PROVIDED MATERIAL =>
--------------------------------

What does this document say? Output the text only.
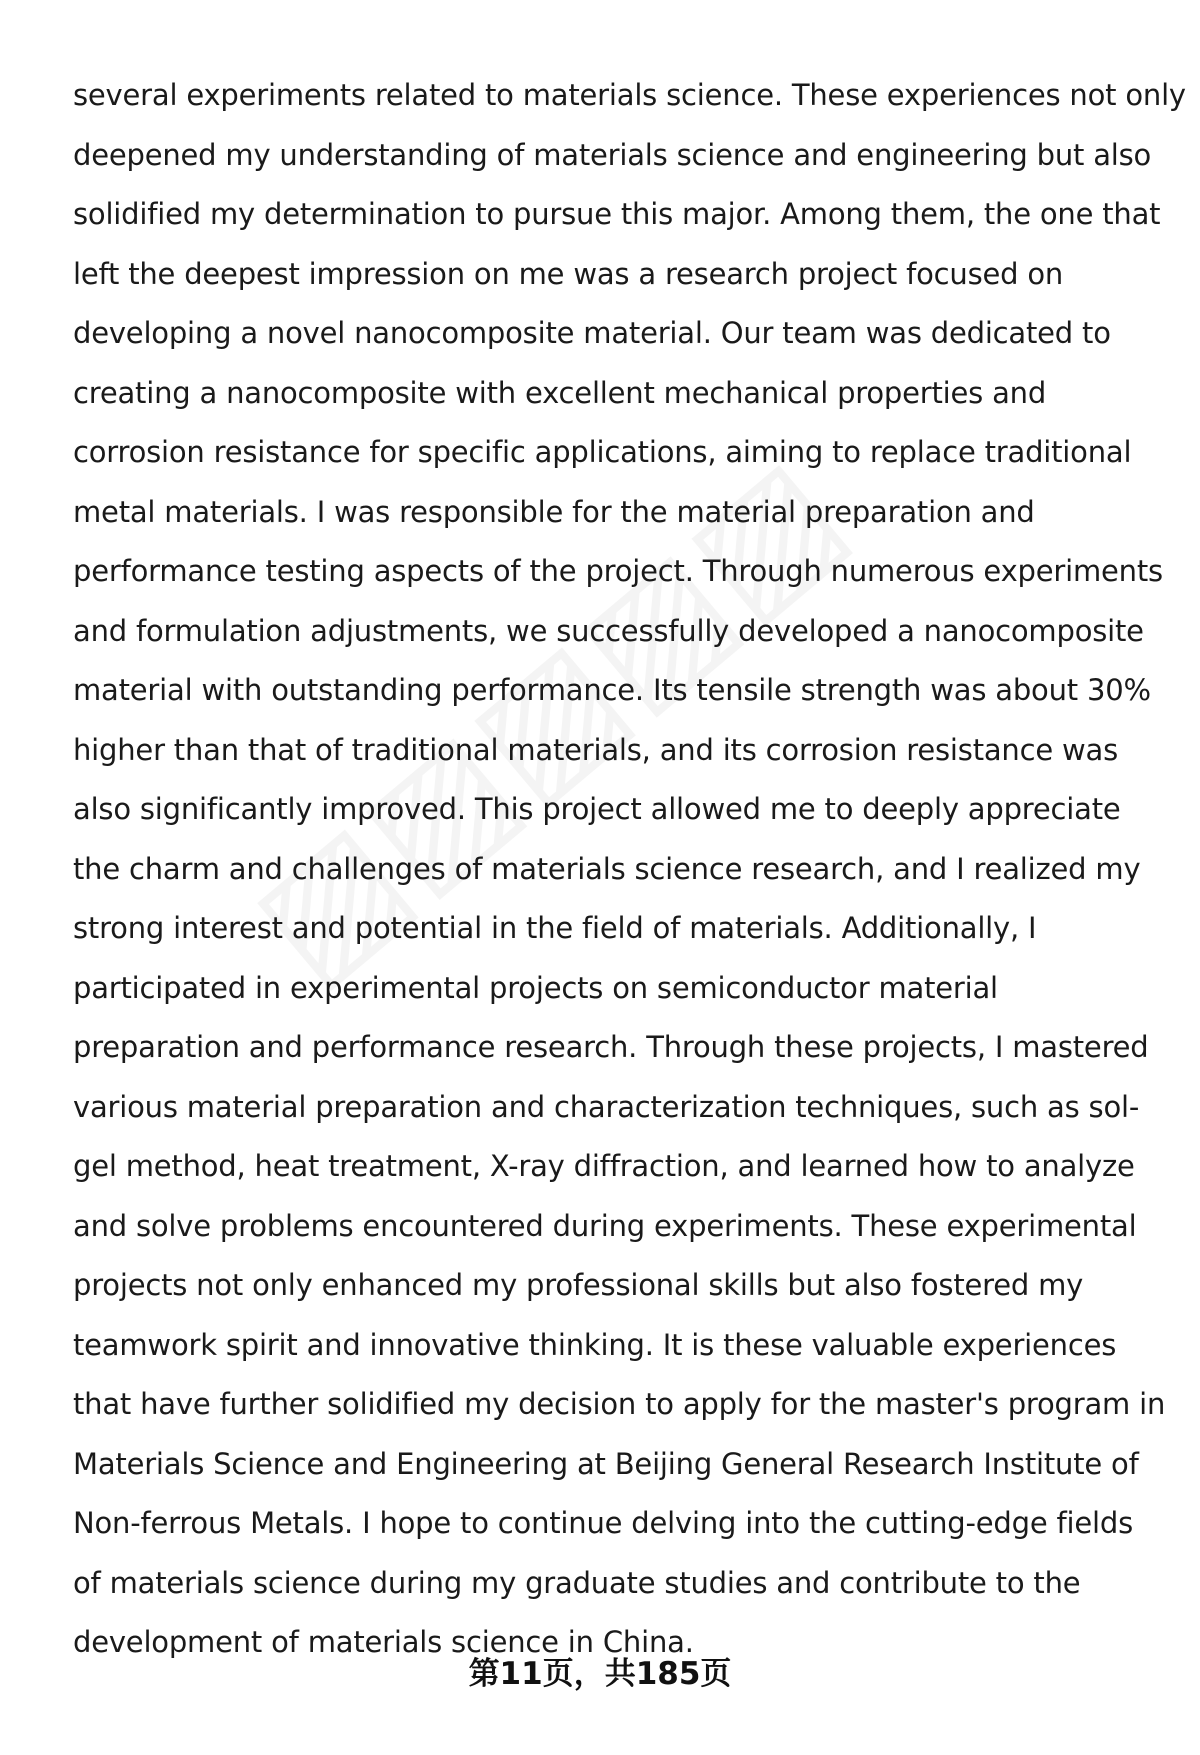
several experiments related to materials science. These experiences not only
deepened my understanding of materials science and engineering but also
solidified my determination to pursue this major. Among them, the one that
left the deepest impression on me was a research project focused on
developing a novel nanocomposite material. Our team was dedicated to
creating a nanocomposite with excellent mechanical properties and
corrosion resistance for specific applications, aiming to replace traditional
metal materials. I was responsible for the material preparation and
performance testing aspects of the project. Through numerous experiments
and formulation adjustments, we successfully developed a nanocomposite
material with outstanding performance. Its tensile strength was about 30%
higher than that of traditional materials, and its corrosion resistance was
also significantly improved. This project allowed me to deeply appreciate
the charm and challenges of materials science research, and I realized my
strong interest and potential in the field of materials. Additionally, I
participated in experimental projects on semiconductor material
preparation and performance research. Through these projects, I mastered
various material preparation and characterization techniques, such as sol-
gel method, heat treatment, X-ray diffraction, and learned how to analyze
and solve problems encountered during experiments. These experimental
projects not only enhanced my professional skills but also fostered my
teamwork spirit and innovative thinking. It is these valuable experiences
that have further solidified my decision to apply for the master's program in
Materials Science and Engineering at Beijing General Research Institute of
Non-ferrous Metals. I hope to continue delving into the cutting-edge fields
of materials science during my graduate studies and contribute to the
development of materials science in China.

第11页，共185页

--------------------------------

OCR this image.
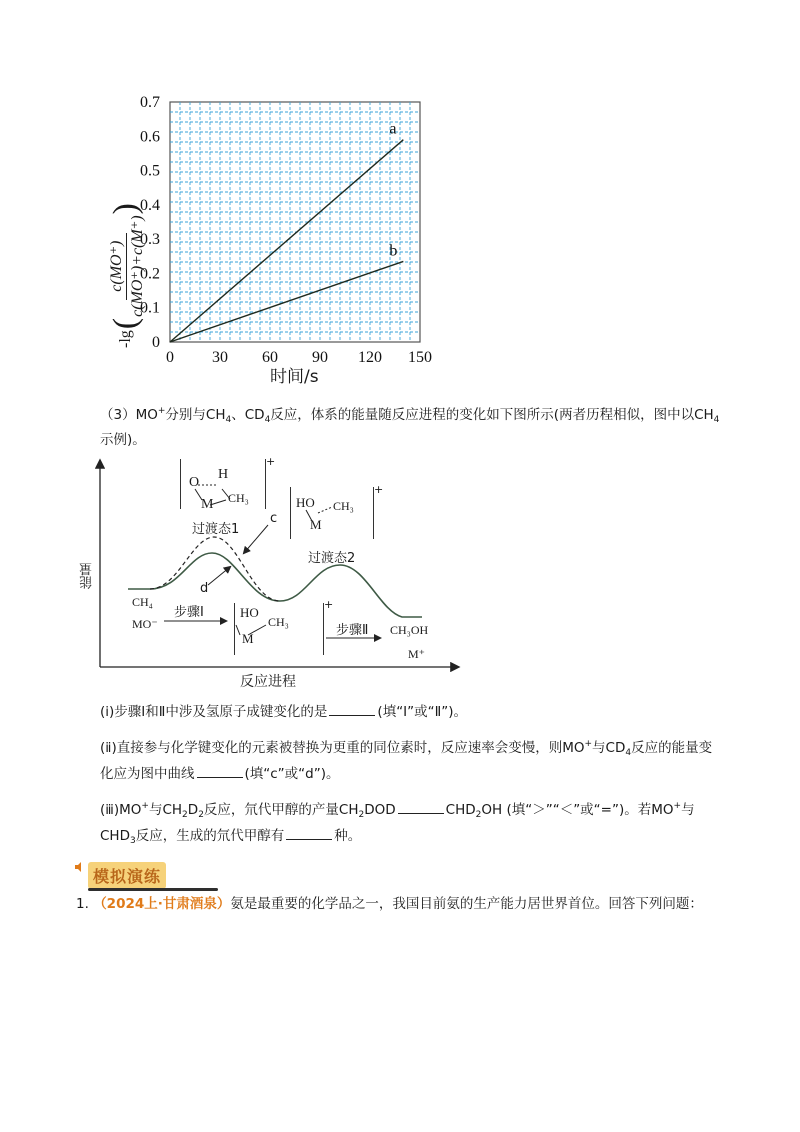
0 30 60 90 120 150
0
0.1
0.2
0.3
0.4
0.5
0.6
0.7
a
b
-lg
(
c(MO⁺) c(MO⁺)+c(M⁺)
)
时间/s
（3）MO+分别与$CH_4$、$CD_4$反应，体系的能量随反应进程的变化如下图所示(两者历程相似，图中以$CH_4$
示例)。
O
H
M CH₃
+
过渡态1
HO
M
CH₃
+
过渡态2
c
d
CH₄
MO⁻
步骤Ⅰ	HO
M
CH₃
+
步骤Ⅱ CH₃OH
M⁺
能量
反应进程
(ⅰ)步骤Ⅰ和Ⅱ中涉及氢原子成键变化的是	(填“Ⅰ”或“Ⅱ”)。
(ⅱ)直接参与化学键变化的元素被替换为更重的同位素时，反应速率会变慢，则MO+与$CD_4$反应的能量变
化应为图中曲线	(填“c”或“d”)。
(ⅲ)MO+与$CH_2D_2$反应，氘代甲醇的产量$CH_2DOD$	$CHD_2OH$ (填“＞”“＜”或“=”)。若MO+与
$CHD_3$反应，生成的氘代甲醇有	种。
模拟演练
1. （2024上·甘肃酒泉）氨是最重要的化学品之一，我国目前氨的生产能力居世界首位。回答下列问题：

--------------------------------

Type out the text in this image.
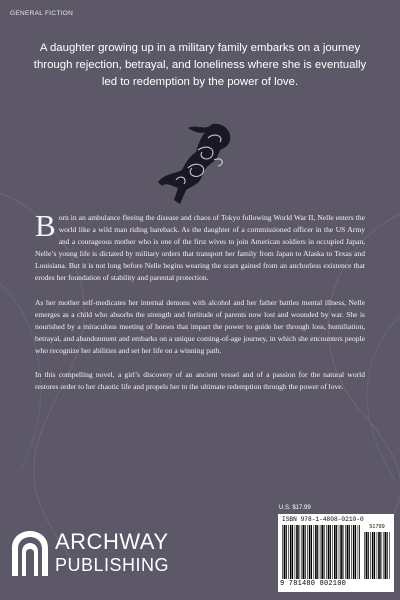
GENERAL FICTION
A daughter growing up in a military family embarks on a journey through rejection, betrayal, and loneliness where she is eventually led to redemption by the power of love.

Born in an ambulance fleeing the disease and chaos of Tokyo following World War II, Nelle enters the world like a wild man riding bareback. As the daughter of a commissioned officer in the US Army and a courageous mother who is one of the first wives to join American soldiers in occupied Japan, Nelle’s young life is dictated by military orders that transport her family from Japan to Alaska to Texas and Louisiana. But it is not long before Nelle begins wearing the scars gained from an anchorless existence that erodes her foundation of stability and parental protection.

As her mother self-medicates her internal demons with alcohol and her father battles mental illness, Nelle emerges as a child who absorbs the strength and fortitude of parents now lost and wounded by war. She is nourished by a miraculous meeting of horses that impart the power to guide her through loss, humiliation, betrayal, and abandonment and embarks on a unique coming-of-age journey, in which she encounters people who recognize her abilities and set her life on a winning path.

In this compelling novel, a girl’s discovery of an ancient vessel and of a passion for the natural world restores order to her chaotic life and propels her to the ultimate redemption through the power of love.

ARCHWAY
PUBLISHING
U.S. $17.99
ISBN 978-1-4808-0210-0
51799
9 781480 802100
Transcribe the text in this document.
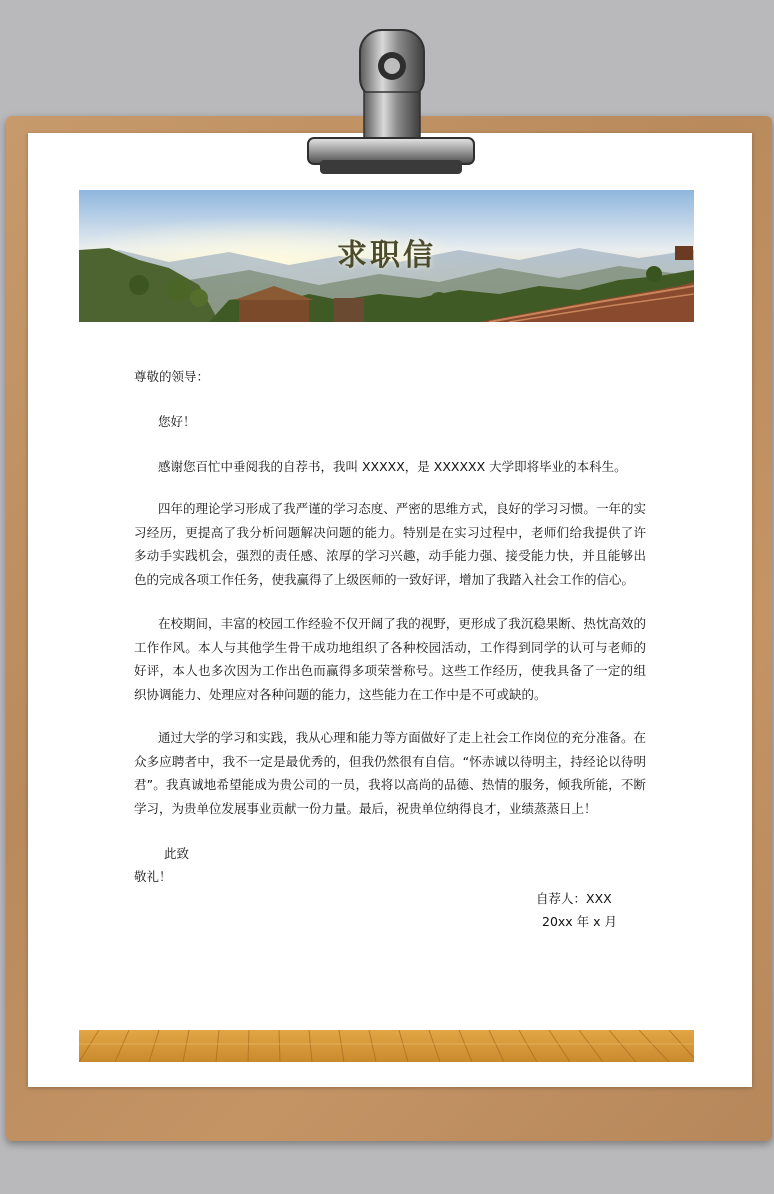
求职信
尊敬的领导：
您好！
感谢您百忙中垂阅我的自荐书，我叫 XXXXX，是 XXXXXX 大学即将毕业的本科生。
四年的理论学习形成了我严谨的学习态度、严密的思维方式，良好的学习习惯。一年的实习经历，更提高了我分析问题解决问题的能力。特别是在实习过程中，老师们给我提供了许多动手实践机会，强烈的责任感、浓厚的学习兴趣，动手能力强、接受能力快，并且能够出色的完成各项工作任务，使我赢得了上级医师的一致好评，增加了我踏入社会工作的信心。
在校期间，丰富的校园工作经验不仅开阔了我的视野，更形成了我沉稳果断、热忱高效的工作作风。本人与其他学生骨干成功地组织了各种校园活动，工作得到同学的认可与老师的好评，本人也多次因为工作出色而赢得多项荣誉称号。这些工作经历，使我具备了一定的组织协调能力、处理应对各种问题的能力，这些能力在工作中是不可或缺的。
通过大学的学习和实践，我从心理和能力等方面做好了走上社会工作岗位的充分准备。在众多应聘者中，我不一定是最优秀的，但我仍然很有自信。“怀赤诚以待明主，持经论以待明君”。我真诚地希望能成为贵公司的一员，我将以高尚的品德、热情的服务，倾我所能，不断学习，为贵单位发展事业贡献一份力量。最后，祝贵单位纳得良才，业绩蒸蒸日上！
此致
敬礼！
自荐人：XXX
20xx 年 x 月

--------------------------------

JOB =>
Gather all lines of the records that include the word "traditional".

ANSWER TO THE TASK =>
corrosion resistance for specific applications, aiming to replace traditional
higher than that of traditional materials, and its corrosion resistance was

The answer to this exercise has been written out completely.